-- Start Provided data --
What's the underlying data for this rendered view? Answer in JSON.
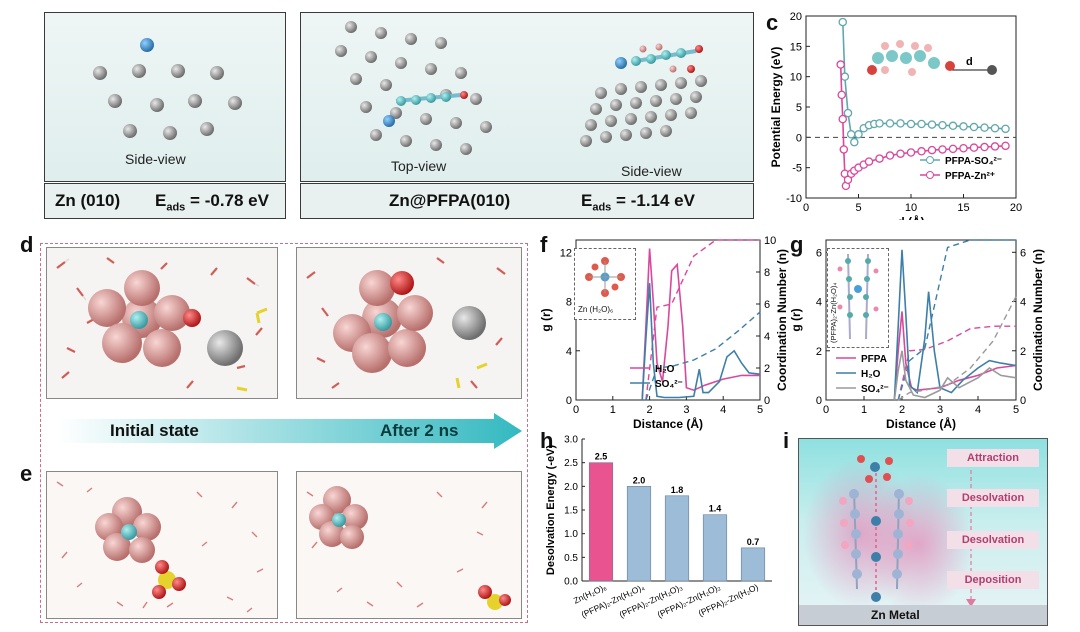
{
  "panels": {
    "a": {
      "label": "a",
      "caption": "Side-view",
      "surface": "Zn (010)",
      "energy_prefix": "E",
      "energy_sub": "ads",
      "energy_value": "= -0.78 eV"
    },
    "b": {
      "label": "b",
      "caption_left": "Top-view",
      "caption_right": "Side-view",
      "surface": "Zn@PFPA(010)",
      "energy_prefix": "E",
      "energy_sub": "ads",
      "energy_value": "= -1.14 eV"
    },
    "c": {
      "label": "c"
    },
    "d": {
      "label": "d"
    },
    "e": {
      "label": "e"
    },
    "f": {
      "label": "f",
      "inset": "Zn (H₂O)₆"
    },
    "g": {
      "label": "g",
      "inset": "(PFPA)₂-Zn(H₂O)₄"
    },
    "h": {
      "label": "h"
    },
    "i": {
      "label": "i",
      "stages": [
        "Attraction",
        "Desolvation",
        "Desolvation",
        "Deposition"
      ],
      "bottom": "Zn Metal"
    }
  },
  "arrow": {
    "left": "Initial state",
    "right": "After 2 ns"
  },
  "colors": {
    "teal": "#5fa8ad",
    "pink": "#d9489c",
    "grey": "#9a9a9a",
    "red": "#e03a5a",
    "blue": "#3d7fa8",
    "bar_pink": "#e9538f",
    "bar_blue": "#9dbcd8"
  },
  "chart_data": [
    {
      "id": "c",
      "type": "line",
      "xlabel": "d (Å)",
      "ylabel": "Potential Energy (eV)",
      "xlim": [
        0,
        20
      ],
      "ylim": [
        -10,
        20
      ],
      "xticks": [
        "0",
        "5",
        "10",
        "15",
        "20"
      ],
      "yticks": [
        "-10",
        "-5",
        "0",
        "5",
        "10",
        "15",
        "20"
      ],
      "inset_label": "d",
      "series": [
        {
          "name": "PFPA-SO₄²⁻",
          "color": "#5fa8ad",
          "x": [
            3.5,
            3.7,
            4.0,
            4.3,
            4.6,
            5.0,
            5.5,
            6.0,
            6.5,
            7.0,
            8.0,
            9.0,
            10.0,
            11.0,
            12.0,
            13.0,
            14.0,
            15.0,
            16.0,
            17.0,
            18.0,
            19.0
          ],
          "y": [
            19,
            10,
            4,
            0.5,
            -0.8,
            0.5,
            1.5,
            2.0,
            2.2,
            2.3,
            2.3,
            2.3,
            2.2,
            2.2,
            2.1,
            2.0,
            1.9,
            1.8,
            1.7,
            1.6,
            1.5,
            1.4
          ]
        },
        {
          "name": "PFPA-Zn²⁺",
          "color": "#d9489c",
          "x": [
            3.3,
            3.4,
            3.5,
            3.6,
            3.7,
            3.8,
            4.0,
            4.3,
            4.6,
            5.0,
            5.5,
            6.0,
            7.0,
            8.0,
            9.0,
            10.0,
            11.0,
            12.0,
            13.0,
            14.0,
            15.0,
            16.0,
            17.0,
            18.0,
            19.0
          ],
          "y": [
            12,
            7,
            3,
            -2,
            -6,
            -8,
            -7,
            -6,
            -5.5,
            -5,
            -4.5,
            -4,
            -3.5,
            -3,
            -2.7,
            -2.5,
            -2.3,
            -2.1,
            -2.0,
            -1.9,
            -1.8,
            -1.7,
            -1.6,
            -1.5,
            -1.4
          ]
        }
      ]
    },
    {
      "id": "f",
      "type": "line",
      "xlabel": "Distance (Å)",
      "ylabel": "g (r)",
      "ylabel_right": "Coordination Number (n)",
      "xlim": [
        0,
        5
      ],
      "ylim": [
        0,
        13
      ],
      "ylim_right": [
        0,
        10
      ],
      "xticks": [
        "0",
        "1",
        "2",
        "3",
        "4",
        "5"
      ],
      "yticks": [
        "0",
        "4",
        "8",
        "12"
      ],
      "yticks_right": [
        "0",
        "2",
        "4",
        "6",
        "8",
        "10"
      ],
      "series": [
        {
          "name": "H₂O",
          "color": "#d9489c",
          "x": [
            1.8,
            1.9,
            2.0,
            2.1,
            2.2,
            2.35,
            2.5,
            2.6,
            2.75,
            2.9,
            3.0,
            3.2,
            3.5,
            4.0,
            4.5,
            5.0
          ],
          "y": [
            0,
            6,
            12.3,
            8,
            3,
            1.5,
            6,
            10.5,
            11,
            6,
            1,
            0.8,
            1.2,
            1.7,
            2.0,
            2.0
          ]
        },
        {
          "name": "SO₄²⁻",
          "color": "#3d7fa8",
          "x": [
            1.8,
            1.9,
            2.0,
            2.1,
            2.2,
            2.4,
            2.8,
            3.2,
            3.35,
            3.45,
            3.6,
            3.9,
            4.1,
            4.3,
            4.5,
            4.7,
            5.0
          ],
          "y": [
            0,
            5,
            9.5,
            3,
            0.3,
            0.2,
            0.2,
            0.3,
            2.5,
            0.6,
            0.6,
            1.5,
            3.5,
            4.0,
            3.0,
            2.2,
            2.1
          ]
        }
      ]
    },
    {
      "id": "g",
      "type": "line",
      "xlabel": "Distance (Å)",
      "ylabel": "g (r)",
      "ylabel_right": "Coordination Number (n)",
      "xlim": [
        0,
        5
      ],
      "ylim": [
        0,
        6.5
      ],
      "ylim_right": [
        0,
        6.5
      ],
      "xticks": [
        "0",
        "1",
        "2",
        "3",
        "4",
        "5"
      ],
      "yticks": [
        "0",
        "2",
        "4",
        "6"
      ],
      "yticks_right": [
        "0",
        "2",
        "4",
        "6"
      ],
      "series": [
        {
          "name": "PFPA",
          "color": "#d9489c",
          "x": [
            1.8,
            1.9,
            2.0,
            2.1,
            2.25,
            2.4,
            3.0,
            3.5,
            4.0,
            4.5,
            5.0
          ],
          "y": [
            0,
            2,
            3.6,
            1.5,
            0.5,
            0.4,
            0.5,
            0.8,
            1.0,
            1.3,
            1.4
          ]
        },
        {
          "name": "H₂O",
          "color": "#3d7fa8",
          "x": [
            1.8,
            1.9,
            2.0,
            2.1,
            2.2,
            2.4,
            2.6,
            2.7,
            2.85,
            3.0,
            3.3,
            3.6,
            4.0,
            4.3,
            4.6,
            5.0
          ],
          "y": [
            0,
            3,
            6.1,
            3.5,
            0.6,
            0.3,
            2.5,
            4.4,
            2.0,
            0.5,
            0.3,
            0.8,
            1.3,
            1.6,
            1.5,
            1.4
          ]
        },
        {
          "name": "SO₄²⁻",
          "color": "#9a9a9a",
          "x": [
            1.8,
            1.9,
            2.0,
            2.1,
            2.3,
            2.6,
            3.0,
            3.2,
            3.5,
            4.0,
            4.3,
            4.6,
            5.0
          ],
          "y": [
            0,
            1.2,
            2.0,
            0.8,
            0.2,
            0.1,
            0.4,
            0.9,
            0.5,
            0.9,
            1.3,
            1.0,
            0.9
          ]
        }
      ]
    },
    {
      "id": "h",
      "type": "bar",
      "ylabel": "Desolvation Energy (-eV)",
      "ylim": [
        0,
        3.0
      ],
      "yticks": [
        "0.0",
        "0.5",
        "1.0",
        "1.5",
        "2.0",
        "2.5",
        "3.0"
      ],
      "categories": [
        "Zn(H₂O)₆",
        "(PFPA)₂-Zn(H₂O)₄",
        "(PFPA)₂-Zn(H₂O)₃",
        "(PFPA)₂-Zn(H₂O)₂",
        "(PFPA)₂-Zn(H₂O)"
      ],
      "values": [
        2.5,
        2.0,
        1.8,
        1.4,
        0.7
      ],
      "value_labels": [
        "2.5",
        "2.0",
        "1.8",
        "1.4",
        "0.7"
      ]
    }
  ]
}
-- End Provided data --
= Problem statement =
Quote the entries in full. Any image among them is to be omitted from the copy.

= The completed task =
What's the underlying data for this rendered view? Answer in JSON.
{
  "panels": {
    "a": {
      "label": "a",
      "caption": "Side-view",
      "surface": "Zn (010)",
      "energy_prefix": "E",
      "energy_sub": "ads",
      "energy_value": "= -0.78 eV"
    },
    "b": {
      "label": "b",
      "caption_left": "Top-view",
      "caption_right": "Side-view",
      "surface": "Zn@PFPA(010)",
      "energy_prefix": "E",
      "energy_sub": "ads",
      "energy_value": "= -1.14 eV"
    },
    "c": {
      "label": "c"
    },
    "d": {
      "label": "d"
    },
    "e": {
      "label": "e"
    },
    "f": {
      "label": "f",
      "inset": "Zn (H₂O)₆"
    },
    "g": {
      "label": "g",
      "inset": "(PFPA)₂-Zn(H₂O)₄"
    },
    "h": {
      "label": "h"
    },
    "i": {
      "label": "i",
      "stages": [
        "Attraction",
        "Desolvation",
        "Desolvation",
        "Deposition"
      ],
      "bottom": "Zn Metal"
    }
  },
  "arrow": {
    "left": "Initial state",
    "right": "After 2 ns"
  },
  "colors": {
    "teal": "#5fa8ad",
    "pink": "#d9489c",
    "grey": "#9a9a9a",
    "red": "#e03a5a",
    "blue": "#3d7fa8",
    "bar_pink": "#e9538f",
    "bar_blue": "#9dbcd8"
  },
  "chart_data": [
    {
      "id": "c",
      "type": "line",
      "xlabel": "d (Å)",
      "ylabel": "Potential Energy (eV)",
      "xlim": [
        0,
        20
      ],
      "ylim": [
        -10,
        20
      ],
      "xticks": [
        "0",
        "5",
        "10",
        "15",
        "20"
      ],
      "yticks": [
        "-10",
        "-5",
        "0",
        "5",
        "10",
        "15",
        "20"
      ],
      "inset_label": "d",
      "series": [
        {
          "name": "PFPA-SO₄²⁻",
          "color": "#5fa8ad",
          "x": [
            3.5,
            3.7,
            4.0,
            4.3,
            4.6,
            5.0,
            5.5,
            6.0,
            6.5,
            7.0,
            8.0,
            9.0,
            10.0,
            11.0,
            12.0,
            13.0,
            14.0,
            15.0,
            16.0,
            17.0,
            18.0,
            19.0
          ],
          "y": [
            19,
            10,
            4,
            0.5,
            -0.8,
            0.5,
            1.5,
            2.0,
            2.2,
            2.3,
            2.3,
            2.3,
            2.2,
            2.2,
            2.1,
            2.0,
            1.9,
            1.8,
            1.7,
            1.6,
            1.5,
            1.4
          ]
        },
        {
          "name": "PFPA-Zn²⁺",
          "color": "#d9489c",
          "x": [
            3.3,
            3.4,
            3.5,
            3.6,
            3.7,
            3.8,
            4.0,
            4.3,
            4.6,
            5.0,
            5.5,
            6.0,
            7.0,
            8.0,
            9.0,
            10.0,
            11.0,
            12.0,
            13.0,
            14.0,
            15.0,
            16.0,
            17.0,
            18.0,
            19.0
          ],
          "y": [
            12,
            7,
            3,
            -2,
            -6,
            -8,
            -7,
            -6,
            -5.5,
            -5,
            -4.5,
            -4,
            -3.5,
            -3,
            -2.7,
            -2.5,
            -2.3,
            -2.1,
            -2.0,
            -1.9,
            -1.8,
            -1.7,
            -1.6,
            -1.5,
            -1.4
          ]
        }
      ]
    },
    {
      "id": "f",
      "type": "line",
      "xlabel": "Distance (Å)",
      "ylabel": "g (r)",
      "ylabel_right": "Coordination Number (n)",
      "xlim": [
        0,
        5
      ],
      "ylim": [
        0,
        13
      ],
      "ylim_right": [
        0,
        10
      ],
      "xticks": [
        "0",
        "1",
        "2",
        "3",
        "4",
        "5"
      ],
      "yticks": [
        "0",
        "4",
        "8",
        "12"
      ],
      "yticks_right": [
        "0",
        "2",
        "4",
        "6",
        "8",
        "10"
      ],
      "series": [
        {
          "name": "H₂O",
          "color": "#d9489c",
          "x": [
            1.8,
            1.9,
            2.0,
            2.1,
            2.2,
            2.35,
            2.5,
            2.6,
            2.75,
            2.9,
            3.0,
            3.2,
            3.5,
            4.0,
            4.5,
            5.0
          ],
          "y": [
            0,
            6,
            12.3,
            8,
            3,
            1.5,
            6,
            10.5,
            11,
            6,
            1,
            0.8,
            1.2,
            1.7,
            2.0,
            2.0
          ]
        },
        {
          "name": "SO₄²⁻",
          "color": "#3d7fa8",
          "x": [
            1.8,
            1.9,
            2.0,
            2.1,
            2.2,
            2.4,
            2.8,
            3.2,
            3.35,
            3.45,
            3.6,
            3.9,
            4.1,
            4.3,
            4.5,
            4.7,
            5.0
          ],
          "y": [
            0,
            5,
            9.5,
            3,
            0.3,
            0.2,
            0.2,
            0.3,
            2.5,
            0.6,
            0.6,
            1.5,
            3.5,
            4.0,
            3.0,
            2.2,
            2.1
          ]
        }
      ]
    },
    {
      "id": "g",
      "type": "line",
      "xlabel": "Distance (Å)",
      "ylabel": "g (r)",
      "ylabel_right": "Coordination Number (n)",
      "xlim": [
        0,
        5
      ],
      "ylim": [
        0,
        6.5
      ],
      "ylim_right": [
        0,
        6.5
      ],
      "xticks": [
        "0",
        "1",
        "2",
        "3",
        "4",
        "5"
      ],
      "yticks": [
        "0",
        "2",
        "4",
        "6"
      ],
      "yticks_right": [
        "0",
        "2",
        "4",
        "6"
      ],
      "series": [
        {
          "name": "PFPA",
          "color": "#d9489c",
          "x": [
            1.8,
            1.9,
            2.0,
            2.1,
            2.25,
            2.4,
            3.0,
            3.5,
            4.0,
            4.5,
            5.0
          ],
          "y": [
            0,
            2,
            3.6,
            1.5,
            0.5,
            0.4,
            0.5,
            0.8,
            1.0,
            1.3,
            1.4
          ]
        },
        {
          "name": "H₂O",
          "color": "#3d7fa8",
          "x": [
            1.8,
            1.9,
            2.0,
            2.1,
            2.2,
            2.4,
            2.6,
            2.7,
            2.85,
            3.0,
            3.3,
            3.6,
            4.0,
            4.3,
            4.6,
            5.0
          ],
          "y": [
            0,
            3,
            6.1,
            3.5,
            0.6,
            0.3,
            2.5,
            4.4,
            2.0,
            0.5,
            0.3,
            0.8,
            1.3,
            1.6,
            1.5,
            1.4
          ]
        },
        {
          "name": "SO₄²⁻",
          "color": "#9a9a9a",
          "x": [
            1.8,
            1.9,
            2.0,
            2.1,
            2.3,
            2.6,
            3.0,
            3.2,
            3.5,
            4.0,
            4.3,
            4.6,
            5.0
          ],
          "y": [
            0,
            1.2,
            2.0,
            0.8,
            0.2,
            0.1,
            0.4,
            0.9,
            0.5,
            0.9,
            1.3,
            1.0,
            0.9
          ]
        }
      ]
    },
    {
      "id": "h",
      "type": "bar",
      "ylabel": "Desolvation Energy (-eV)",
      "ylim": [
        0,
        3.0
      ],
      "yticks": [
        "0.0",
        "0.5",
        "1.0",
        "1.5",
        "2.0",
        "2.5",
        "3.0"
      ],
      "categories": [
        "Zn(H₂O)₆",
        "(PFPA)₂-Zn(H₂O)₄",
        "(PFPA)₂-Zn(H₂O)₃",
        "(PFPA)₂-Zn(H₂O)₂",
        "(PFPA)₂-Zn(H₂O)"
      ],
      "values": [
        2.5,
        2.0,
        1.8,
        1.4,
        0.7
      ],
      "value_labels": [
        "2.5",
        "2.0",
        "1.8",
        "1.4",
        "0.7"
      ]
    }
  ]
}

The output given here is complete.